To do: Copy all the data exactly, except the pictures.

(Stored records)
"""

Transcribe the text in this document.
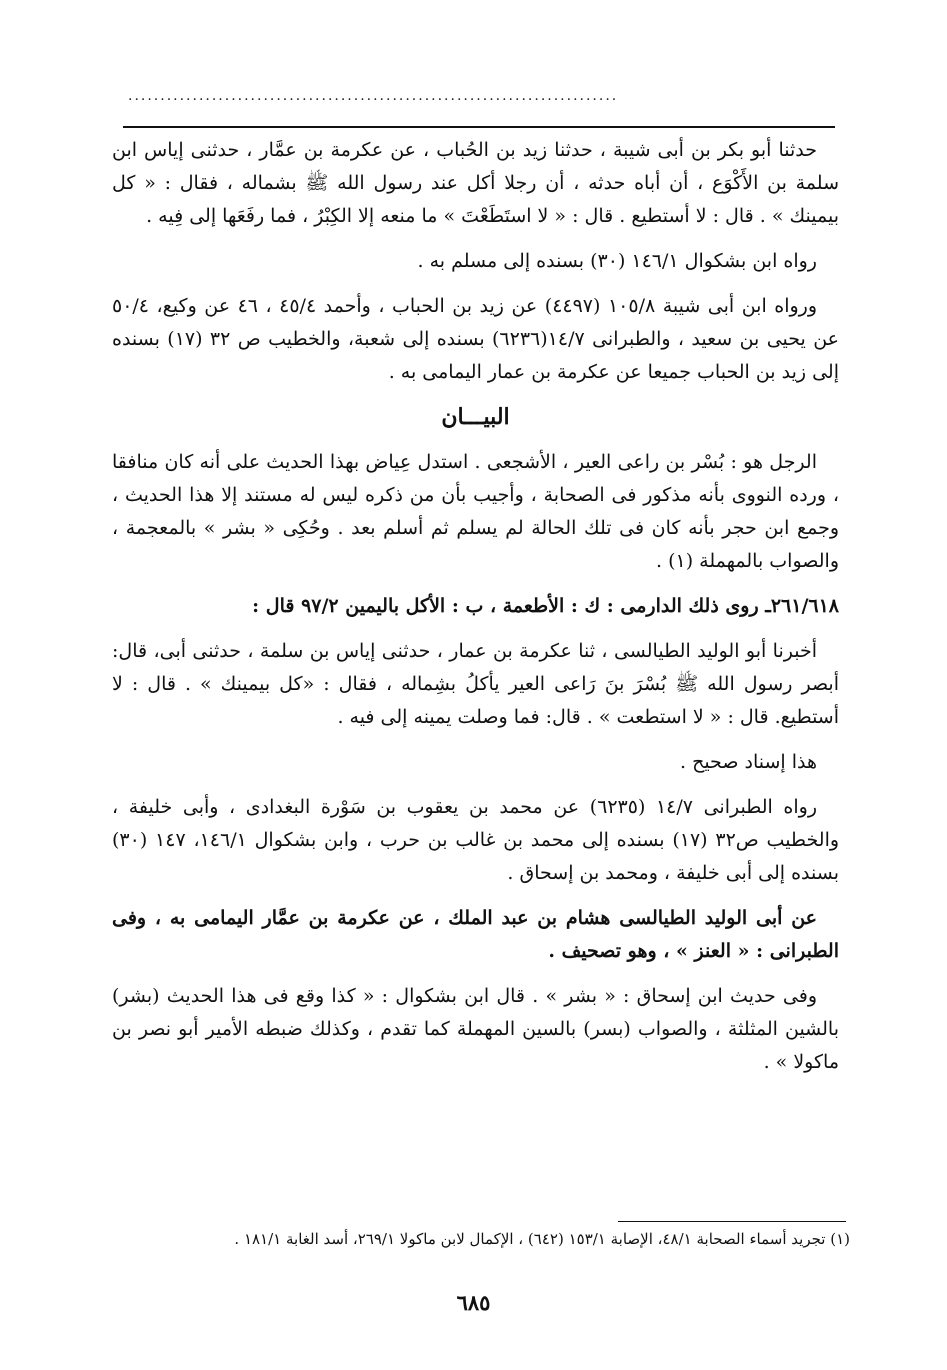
............................................................................

حدثنا أبو بكر بن أبى شيبة ، حدثنا زيد بن الحُباب ، عن عكرمة بن عمَّار ، حدثنى إياس ابن سلمة بن الأَكْوَع ، أن أباه حدثه ، أن رجلا أكل عند رسول الله ﷺ بشماله ، فقال : « كل بيمينك » . قال : لا أستطيع . قال : « لا استَطَعْتَ » ما منعه إلا الكِبْرُ ، فما رفَعَها إلى فِيه .

رواه ابن بشكوال ١٤٦/١ (٣٠) بسنده إلى مسلم به .

ورواه ابن أبى شيبة ١٠٥/٨ (٤٤٩٧) عن زيد بن الحباب ، وأحمد ٤٥/٤ ، ٤٦ عن وكيع، ٥٠/٤ عن يحيى بن سعيد ، والطبرانى ١٤/٧(٦٢٣٦) بسنده إلى شعبة، والخطيب ص ٣٢ (١٧) بسنده إلى زيد بن الحباب جميعا عن عكرمة بن عمار اليمامى به .

البيـــان

الرجل هو : بُسْر بن راعى العير ، الأشجعى . استدل عِياض بهذا الحديث على أنه كان منافقا ، ورده النووى بأنه مذكور فى الصحابة ، وأجيب بأن من ذكره ليس له مستند إلا هذا الحديث ، وجمع ابن حجر بأنه كان فى تلك الحالة لم يسلم ثم أسلم بعد . وحُكِى « بشر » بالمعجمة ، والصواب بالمهملة (١) .

٢٦١/٦١٨ـ روى ذلك الدارمى : ك : الأطعمة ، ب : الأكل باليمين ٩٧/٢ قال :

أخبرنا أبو الوليد الطيالسى ، ثنا عكرمة بن عمار ، حدثنى إياس بن سلمة ، حدثنى أبى، قال: أبصر رسول الله ﷺ بُسْرَ بنَ رَاعى العير يأكلُ بشِماله ، فقال : «كل بيمينك » . قال : لا أستطيع. قال : « لا استطعت » . قال: فما وصلت يمينه إلى فيه .

هذا إسناد صحيح .

رواه الطبرانى ١٤/٧ (٦٢٣٥) عن محمد بن يعقوب بن سَوْرة البغدادى ، وأبى خليفة ، والخطيب ص٣٢ (١٧) بسنده إلى محمد بن غالب بن حرب ، وابن بشكوال ١٤٦/١، ١٤٧ (٣٠) بسنده إلى أبى خليفة ، ومحمد بن إسحاق .

عن أبى الوليد الطيالسى هشام بن عبد الملك ، عن عكرمة بن عمَّار اليمامى به ، وفى الطبرانى : « العنز » ، وهو تصحيف .

وفى حديث ابن إسحاق : « بشر » . قال ابن بشكوال : « كذا وقع فى هذا الحديث (بشر) بالشين المثلثة ، والصواب (بسر) بالسين المهملة كما تقدم ، وكذلك ضبطه الأمير أبو نصر بن ماكولا » .

(١) تجريد أسماء الصحابة ٤٨/١، الإصابة ١٥٣/١ (٦٤٢) ، الإكمال لابن ماكولا ٢٦٩/١، أسد الغابة ١٨١/١ .
٦٨٥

"""

Solution to this exercise:
Transcribe the text in this document.
............................................................................

حدثنا أبو بكر بن أبى شيبة ، حدثنا زيد بن الحُباب ، عن عكرمة بن عمَّار ، حدثنى إياس ابن سلمة بن الأَكْوَع ، أن أباه حدثه ، أن رجلا أكل عند رسول الله ﷺ بشماله ، فقال : « كل بيمينك » . قال : لا أستطيع . قال : « لا استَطَعْتَ » ما منعه إلا الكِبْرُ ، فما رفَعَها إلى فِيه .

رواه ابن بشكوال ١٤٦/١ (٣٠) بسنده إلى مسلم به .

ورواه ابن أبى شيبة ١٠٥/٨ (٤٤٩٧) عن زيد بن الحباب ، وأحمد ٤٥/٤ ، ٤٦ عن وكيع، ٥٠/٤ عن يحيى بن سعيد ، والطبرانى ١٤/٧(٦٢٣٦) بسنده إلى شعبة، والخطيب ص ٣٢ (١٧) بسنده إلى زيد بن الحباب جميعا عن عكرمة بن عمار اليمامى به .

البيـــان

الرجل هو : بُسْر بن راعى العير ، الأشجعى . استدل عِياض بهذا الحديث على أنه كان منافقا ، ورده النووى بأنه مذكور فى الصحابة ، وأجيب بأن من ذكره ليس له مستند إلا هذا الحديث ، وجمع ابن حجر بأنه كان فى تلك الحالة لم يسلم ثم أسلم بعد . وحُكِى « بشر » بالمعجمة ، والصواب بالمهملة (١) .

٢٦١/٦١٨ـ روى ذلك الدارمى : ك : الأطعمة ، ب : الأكل باليمين ٩٧/٢ قال :

أخبرنا أبو الوليد الطيالسى ، ثنا عكرمة بن عمار ، حدثنى إياس بن سلمة ، حدثنى أبى، قال: أبصر رسول الله ﷺ بُسْرَ بنَ رَاعى العير يأكلُ بشِماله ، فقال : «كل بيمينك » . قال : لا أستطيع. قال : « لا استطعت » . قال: فما وصلت يمينه إلى فيه .

هذا إسناد صحيح .

رواه الطبرانى ١٤/٧ (٦٢٣٥) عن محمد بن يعقوب بن سَوْرة البغدادى ، وأبى خليفة ، والخطيب ص٣٢ (١٧) بسنده إلى محمد بن غالب بن حرب ، وابن بشكوال ١٤٦/١، ١٤٧ (٣٠) بسنده إلى أبى خليفة ، ومحمد بن إسحاق .

عن أبى الوليد الطيالسى هشام بن عبد الملك ، عن عكرمة بن عمَّار اليمامى به ، وفى الطبرانى : « العنز » ، وهو تصحيف .

وفى حديث ابن إسحاق : « بشر » . قال ابن بشكوال : « كذا وقع فى هذا الحديث (بشر) بالشين المثلثة ، والصواب (بسر) بالسين المهملة كما تقدم ، وكذلك ضبطه الأمير أبو نصر بن ماكولا » .

(١) تجريد أسماء الصحابة ٤٨/١، الإصابة ١٥٣/١ (٦٤٢) ، الإكمال لابن ماكولا ٢٦٩/١، أسد الغابة ١٨١/١ .
٦٨٥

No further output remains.